What is asked:
Restate, word for word, all of the material shown below.

[Stored entries]

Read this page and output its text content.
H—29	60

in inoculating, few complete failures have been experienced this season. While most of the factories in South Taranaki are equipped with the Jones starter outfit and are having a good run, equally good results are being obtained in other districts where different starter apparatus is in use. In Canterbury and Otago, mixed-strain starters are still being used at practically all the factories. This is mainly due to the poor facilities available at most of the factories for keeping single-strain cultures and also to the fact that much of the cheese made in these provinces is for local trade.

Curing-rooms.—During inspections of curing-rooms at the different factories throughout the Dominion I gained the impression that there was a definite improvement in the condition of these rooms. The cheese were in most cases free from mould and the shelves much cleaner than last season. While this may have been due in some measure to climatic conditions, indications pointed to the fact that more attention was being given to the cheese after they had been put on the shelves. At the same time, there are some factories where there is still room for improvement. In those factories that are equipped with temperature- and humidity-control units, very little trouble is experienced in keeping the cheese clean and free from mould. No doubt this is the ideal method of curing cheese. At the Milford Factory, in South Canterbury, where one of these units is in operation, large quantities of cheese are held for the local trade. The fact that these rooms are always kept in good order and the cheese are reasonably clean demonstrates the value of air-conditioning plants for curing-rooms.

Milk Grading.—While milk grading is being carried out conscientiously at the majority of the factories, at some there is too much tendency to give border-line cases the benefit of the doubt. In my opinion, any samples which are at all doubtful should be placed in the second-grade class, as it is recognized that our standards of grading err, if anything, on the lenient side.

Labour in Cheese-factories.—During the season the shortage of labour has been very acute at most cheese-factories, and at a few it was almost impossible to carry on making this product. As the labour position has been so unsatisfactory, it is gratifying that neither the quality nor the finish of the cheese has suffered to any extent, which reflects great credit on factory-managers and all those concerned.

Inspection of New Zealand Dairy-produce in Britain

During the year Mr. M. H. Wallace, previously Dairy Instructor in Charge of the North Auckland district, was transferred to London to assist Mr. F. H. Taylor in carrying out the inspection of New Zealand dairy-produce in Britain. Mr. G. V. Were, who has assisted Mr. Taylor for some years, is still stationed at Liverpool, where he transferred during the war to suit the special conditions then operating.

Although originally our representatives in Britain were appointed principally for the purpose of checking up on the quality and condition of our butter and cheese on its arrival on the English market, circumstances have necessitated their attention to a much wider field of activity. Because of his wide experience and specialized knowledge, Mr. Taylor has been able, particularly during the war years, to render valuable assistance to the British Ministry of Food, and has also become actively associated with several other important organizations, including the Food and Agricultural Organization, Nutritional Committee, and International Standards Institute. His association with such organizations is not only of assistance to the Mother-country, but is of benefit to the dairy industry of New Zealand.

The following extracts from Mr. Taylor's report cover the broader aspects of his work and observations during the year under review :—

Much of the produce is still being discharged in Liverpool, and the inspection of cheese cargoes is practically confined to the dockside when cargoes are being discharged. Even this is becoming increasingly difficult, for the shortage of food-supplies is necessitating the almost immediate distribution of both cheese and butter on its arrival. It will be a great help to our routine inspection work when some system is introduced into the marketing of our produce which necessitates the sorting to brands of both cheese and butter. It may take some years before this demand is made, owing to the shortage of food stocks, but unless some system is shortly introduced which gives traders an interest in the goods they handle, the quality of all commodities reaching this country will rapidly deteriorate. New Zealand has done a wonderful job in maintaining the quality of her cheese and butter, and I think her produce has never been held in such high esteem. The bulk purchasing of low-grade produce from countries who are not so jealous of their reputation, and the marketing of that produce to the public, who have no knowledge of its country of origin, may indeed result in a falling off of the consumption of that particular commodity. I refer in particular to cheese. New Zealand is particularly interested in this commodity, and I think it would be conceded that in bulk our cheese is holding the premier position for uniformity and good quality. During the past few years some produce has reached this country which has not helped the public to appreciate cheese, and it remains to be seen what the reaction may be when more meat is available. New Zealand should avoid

Finished task:
Read this page and output its text content.
H—29	60

in inoculating, few complete failures have been experienced this season. While most of the factories in South Taranaki are equipped with the Jones starter outfit and are having a good run, equally good results are being obtained in other districts where different starter apparatus is in use. In Canterbury and Otago, mixed-strain starters are still being used at practically all the factories. This is mainly due to the poor facilities available at most of the factories for keeping single-strain cultures and also to the fact that much of the cheese made in these provinces is for local trade.

Curing-rooms.—During inspections of curing-rooms at the different factories throughout the Dominion I gained the impression that there was a definite improvement in the condition of these rooms. The cheese were in most cases free from mould and the shelves much cleaner than last season. While this may have been due in some measure to climatic conditions, indications pointed to the fact that more attention was being given to the cheese after they had been put on the shelves. At the same time, there are some factories where there is still room for improvement. In those factories that are equipped with temperature- and humidity-control units, very little trouble is experienced in keeping the cheese clean and free from mould. No doubt this is the ideal method of curing cheese. At the Milford Factory, in South Canterbury, where one of these units is in operation, large quantities of cheese are held for the local trade. The fact that these rooms are always kept in good order and the cheese are reasonably clean demonstrates the value of air-conditioning plants for curing-rooms.

Milk Grading.—While milk grading is being carried out conscientiously at the majority of the factories, at some there is too much tendency to give border-line cases the benefit of the doubt. In my opinion, any samples which are at all doubtful should be placed in the second-grade class, as it is recognized that our standards of grading err, if anything, on the lenient side.

Labour in Cheese-factories.—During the season the shortage of labour has been very acute at most cheese-factories, and at a few it was almost impossible to carry on making this product. As the labour position has been so unsatisfactory, it is gratifying that neither the quality nor the finish of the cheese has suffered to any extent, which reflects great credit on factory-managers and all those concerned.

Inspection of New Zealand Dairy-produce in Britain

During the year Mr. M. H. Wallace, previously Dairy Instructor in Charge of the North Auckland district, was transferred to London to assist Mr. F. H. Taylor in carrying out the inspection of New Zealand dairy-produce in Britain. Mr. G. V. Were, who has assisted Mr. Taylor for some years, is still stationed at Liverpool, where he transferred during the war to suit the special conditions then operating.

Although originally our representatives in Britain were appointed principally for the purpose of checking up on the quality and condition of our butter and cheese on its arrival on the English market, circumstances have necessitated their attention to a much wider field of activity. Because of his wide experience and specialized knowledge, Mr. Taylor has been able, particularly during the war years, to render valuable assistance to the British Ministry of Food, and has also become actively associated with several other important organizations, including the Food and Agricultural Organization, Nutritional Committee, and International Standards Institute. His association with such organizations is not only of assistance to the Mother-country, but is of benefit to the dairy industry of New Zealand.

The following extracts from Mr. Taylor's report cover the broader aspects of his work and observations during the year under review :—

Much of the produce is still being discharged in Liverpool, and the inspection of cheese cargoes is practically confined to the dockside when cargoes are being discharged. Even this is becoming increasingly difficult, for the shortage of food-supplies is necessitating the almost immediate distribution of both cheese and butter on its arrival. It will be a great help to our routine inspection work when some system is introduced into the marketing of our produce which necessitates the sorting to brands of both cheese and butter. It may take some years before this demand is made, owing to the shortage of food stocks, but unless some system is shortly introduced which gives traders an interest in the goods they handle, the quality of all commodities reaching this country will rapidly deteriorate. New Zealand has done a wonderful job in maintaining the quality of her cheese and butter, and I think her produce has never been held in such high esteem. The bulk purchasing of low-grade produce from countries who are not so jealous of their reputation, and the marketing of that produce to the public, who have no knowledge of its country of origin, may indeed result in a falling off of the consumption of that particular commodity. I refer in particular to cheese. New Zealand is particularly interested in this commodity, and I think it would be conceded that in bulk our cheese is holding the premier position for uniformity and good quality. During the past few years some produce has reached this country which has not helped the public to appreciate cheese, and it remains to be seen what the reaction may be when more meat is available. New Zealand should avoid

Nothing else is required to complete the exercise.